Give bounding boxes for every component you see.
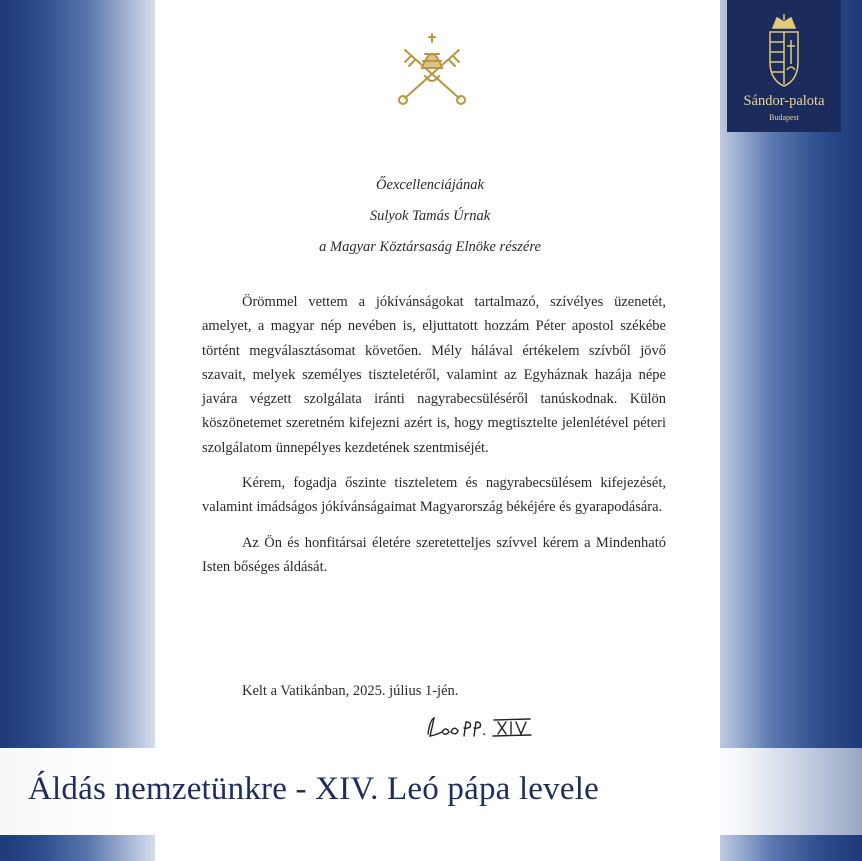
badge-city: Budapest [769,113,799,122]
letter-paragraph-1: Örömmel vettem a jókívánságokat tartalmazó, szívélyes üzenetét, amelyet, a magyar nép nevében is, eljuttatott hozzám Péter apostol székébe történt megválasztásomat követően. Mély hálával értékelem szívből jövő szavait, melyek személyes tiszteletéről, valamint az Egyháznak hazája népe javára végzett szolgálata iránti nagyrabecsüléséről tanúskodnak. Külön köszönetemet szeretném kifejezni azért is, hogy megtisztelte jelenlétével péteri szolgálatom ünnepélyes kezdetének szentmiséjét. [202,294,666,456]
letter-paragraph-3: Az Ön és honfitársai életére szeretetteljes szívvel kérem a Mindenható Isten bőséges áldását. [202,534,666,575]
addressee-line-3: a Magyar Köztársaság Elnöke részére [319,239,541,255]
letter-body [202,290,666,590]
letter-date-line: Kelt a Vatikánban, 2025. július 1-jén. [242,683,459,699]
addressee-line-1: Őexcellenciájának [376,177,484,193]
sandor-palota-badge [727,0,841,132]
signature [420,712,540,742]
banner-title: Áldás nemzetünkre - XIV. Leó pápa levele [28,771,599,807]
addressee-line-2: Sulyok Tamás Úrnak [369,208,491,224]
letter-paragraph-2: Kérem, fogadja őszinte tiszteletem és nagyrabecsülésem kifejezését, valamint imádságos jókívánságaimat Magyarország békéjére és gyarapodására. [202,475,666,516]
papal-crest-icon [395,28,469,106]
badge-name: Sándor-palota [743,93,825,109]
addressee-block [230,170,630,263]
hungarian-coat-of-arms-icon [765,12,803,88]
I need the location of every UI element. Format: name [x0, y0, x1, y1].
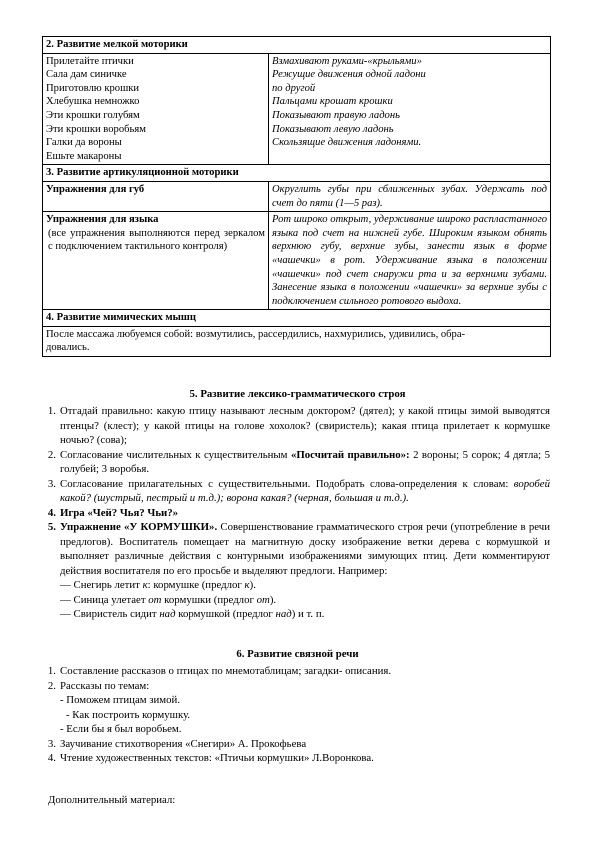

(Required work): Convert everything in the data above, from the line containing "badge-city: Budapest [769,113,799,122]" down to the line containing "signature [420,712,540,742]", into a JSON list of strings with one string per line, omitting blank lines.

(Worked answer):
[
  "badge-city: Budapest [769,113,799,122]",
  "letter-paragraph-1: Örömmel vettem a jókívánságokat tartalmazó, szívélyes üzenetét, amelyet, a magyar nép nevében is, eljuttatott hozzám Péter apostol székébe történt megválasztásomat követően. Mély hálával értékelem szívből jövő szavait, melyek személyes tiszteletéről, valamint az Egyháznak hazája népe javára végzett szolgálata iránti nagyrabecsüléséről tanúskodnak. Külön köszönetemet szeretném kifejezni azért is, hogy megtisztelte jelenlétével péteri szolgálatom ünnepélyes kezdetének szentmiséjét. [202,294,666,456]",
  "letter-paragraph-3: Az Ön és honfitársai életére szeretetteljes szívvel kérem a Mindenható Isten bőséges áldását. [202,534,666,575]",
  "addressee-line-3: a Magyar Köztársaság Elnöke részére [319,239,541,255]",
  "letter-body [202,290,666,590]",
  "letter-date-line: Kelt a Vatikánban, 2025. július 1-jén. [242,683,459,699]",
  "addressee-line-1: Őexcellenciájának [376,177,484,193]",
  "sandor-palota-badge [727,0,841,132]",
  "signature [420,712,540,742]"
]